[start PROVIDED TEXT]

Salesforce.com forecasting features are typically a pain to configure, use, and maintain. An industry of sorts has emerged to address some of Salesforce’s shortcomings.

At QFlow.ai, we run across many companies already using or considering a third-party solution.

Whether you use forecasting software or not, there is a better way for sales to contribute to the forecasting process. It’s one that is pretty easy for Rev Ops to set up. It’s flexible. It scales. It even works if you prefer to limit disruption to your sales team and don’t want to ask them to leave Salesforce.

Some background: This post is informed by our experience with forecasting and by key business considerations that emerged during our collaboration with a successful VC-backed company.

This company was around $10MM in ARR when they rolled their own forecasting solution in Salesforce.com. It was pretty slick. Today, they’re sitting around $200MM ARR. 2/3 of the way into their journey, they decided to add Clari to their sales stack. But they never stopped using their homegrown solution.

Intrigued that a company would shell out for forecasting software and maintain a homegrown solution, we held working sessions. These informed the design of QFlow.ai Sales Forecasting.

This post covers

How most teams forecast B2B sales

Most B2B sales team focus on tracking opportunity stage, amount, and some deal notes. A focus on tracking opportunity stage makes it possible to answer the question of where deals sit in your sales process.

This is not sufficient to formulate a forecast. As a result, sales managers end up relying on voice-overs given during weekly sales calls and 1:1s. These deal reviews yield information of varying usefulness, ranging from insightful commentary to the kind, but useless remark like “…my buyer is really a great guy.”

Sales managers then layer on their own assessment of the deals they can see in Salesforce and sum things up, maybe into a couple categories.

There are two serious problems with this:

  1. Almost by definition, this process can only take place periodically.

[end PROVIDED TEXT]
[start DATASET EXCERPTS]

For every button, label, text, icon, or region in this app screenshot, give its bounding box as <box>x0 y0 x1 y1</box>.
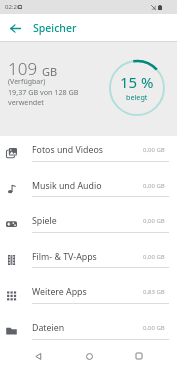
staticText: Fotos und Videos <box>32 144 103 156</box>
staticText: Dateien <box>32 322 65 334</box>
staticText: 0,83 GB <box>143 288 165 296</box>
staticText: Film- & TV-Apps <box>32 251 97 263</box>
button[interactable]: Dateien <box>0 316 177 340</box>
button[interactable]: Spiele <box>0 209 177 233</box>
staticText: Spiele <box>32 215 57 227</box>
button[interactable]: Übersicht <box>127 344 151 368</box>
staticText: 0,00 GB <box>143 253 165 261</box>
staticText: Musik und Audio <box>32 180 102 192</box>
button[interactable]: Weitere Apps <box>0 280 177 304</box>
staticText: belegt <box>126 92 148 102</box>
staticText: 0,00 GB <box>143 182 165 190</box>
staticText: Speicher <box>33 21 77 35</box>
staticText: 02:26 <box>5 3 21 11</box>
button[interactable]: Fotos und Videos <box>0 138 177 162</box>
staticText: 15 % <box>120 72 154 92</box>
button[interactable]: Startbildschirm <box>77 344 101 368</box>
staticText: 0,00 GB <box>143 146 165 154</box>
button[interactable]: Zurück <box>26 344 50 368</box>
staticText: 19,37 GB von 128 GB verwendet <box>8 87 79 107</box>
staticText: Weitere Apps <box>32 286 87 298</box>
staticText: GB <box>42 64 58 79</box>
button[interactable]: Musik und Audio <box>0 174 177 198</box>
staticText: (Verfügbar) <box>8 77 46 87</box>
button[interactable]: Zurück <box>4 17 26 39</box>
staticText: 0,00 GB <box>143 324 165 332</box>
button[interactable]: Film- & TV-Apps <box>0 245 177 269</box>
staticText: 0,00 GB <box>143 217 165 225</box>
staticText: 109 <box>8 57 38 80</box>
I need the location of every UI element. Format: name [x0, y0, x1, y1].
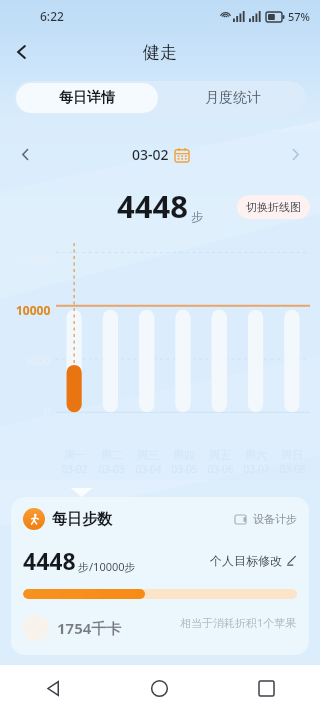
staticText: 个人目标修改 [210, 553, 282, 568]
staticText: 步/10000步 [78, 559, 136, 574]
staticText: 03-02 [132, 145, 169, 164]
staticText: 周二 [101, 448, 123, 462]
button[interactable]: 每日步数 [23, 508, 112, 530]
button[interactable]: Back [0, 665, 106, 711]
button[interactable]: 月度统计 [160, 81, 306, 115]
staticText: 1754千卡 [57, 618, 122, 638]
staticText: 每日详情 [59, 89, 115, 107]
button[interactable]: 每日详情 [16, 83, 158, 113]
staticText: 健走 [143, 42, 177, 63]
staticText: 5000 [25, 353, 51, 368]
button[interactable]: 03-02 [132, 145, 189, 164]
staticText: 03-05 [171, 462, 198, 476]
staticText: 03-04 [135, 462, 162, 476]
staticText: 03-06 [207, 462, 234, 476]
staticText: 03-03 [98, 462, 125, 476]
staticText: 相当于消耗折积1个苹果 [180, 615, 297, 630]
staticText: 10000 [16, 302, 51, 318]
staticText: 步 [191, 209, 203, 224]
staticText: 周一 [64, 448, 86, 462]
staticText: 设备计步 [253, 512, 297, 526]
button[interactable]: Previous day [8, 137, 42, 171]
button[interactable]: Back [0, 32, 44, 72]
staticText: 每日步数 [52, 510, 112, 529]
staticText: 6:22 [40, 8, 64, 24]
button[interactable]: Home [106, 665, 213, 711]
staticText: 月度统计 [205, 89, 261, 107]
staticText: 周四 [173, 448, 195, 462]
button[interactable]: Recent apps [213, 665, 320, 711]
staticText: 03-07 [243, 462, 270, 476]
staticText: 0 [44, 403, 51, 418]
button[interactable]: Next day [278, 137, 312, 171]
staticText: 切换折线图 [246, 200, 301, 214]
staticText: 周五 [209, 448, 231, 462]
staticText: 57% [288, 9, 310, 24]
staticText: 4448 [117, 185, 188, 227]
staticText: 周日 [281, 448, 303, 462]
staticText: 03-02 [61, 462, 88, 476]
button[interactable]: 切换折线图 [237, 195, 310, 219]
staticText: 4448 [23, 545, 76, 576]
button[interactable]: 个人目标修改 [210, 553, 297, 568]
button[interactable]: 设备计步 [235, 512, 297, 526]
staticText: 周六 [245, 448, 267, 462]
staticText: 周三 [137, 448, 159, 462]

[end DATASET EXCERPTS]

▶ **TO BE DONE**
1/ Duplicate everything in the sales forecasting post from "Whether you use" down to "to leave Salesforce.".
2/ Pick up the sales forecasting post after its final sentence and carry on writing it.

▶ **RESULTS BY TASK**
1/
Whether you use forecasting software or not, there is a better way for sales to contribute to the forecasting process. It’s one that is pretty easy for Rev Ops to set up. It’s flexible. It scales. It even works if you prefer to limit disruption to your sales team and don’t want to ask them to leave Salesforce.

2/
  2. This process only gives lip service - literally - to tracking the subjective.

In addition to a solid sales process and stage tracking, forecasting properly requires a less haphazard way to track a salesperson’s confidence in closing a deal successfully by the close date.

We are talking here about sales teams forecasting their performance in the short-term (i.e., "where will I land this quarter?"). Forecasting revenue more than 1-2 quarters out is a separate exercise altogether. It requires different tools and involvement from the broader business including marketing, CS, sales, and finance. That is a topic for another day.

A superior approach to forecasting sales

We have found that well-formulated forecasts are the result of a process that does at least six things:

  1. Considers “how confident are you that it will close this quarter?”
  2. Gets sales reps to commit
  3. Gives managers a view into buyer’s intent
  4. Allows for real-time reconciliation and history tracking
  5. Ensures reps call their number prior to the weekly sales call
  6. Allows sales managers to forecast based on both real-time opp data and timely rep forecasts

Software can’t fix bad data or broken processes. It can, however, facilitate some or all of the characteristics we want in a forecasting process.

Let’s begin to address these requirements by creating Forecast Buckets in Salesforce.com.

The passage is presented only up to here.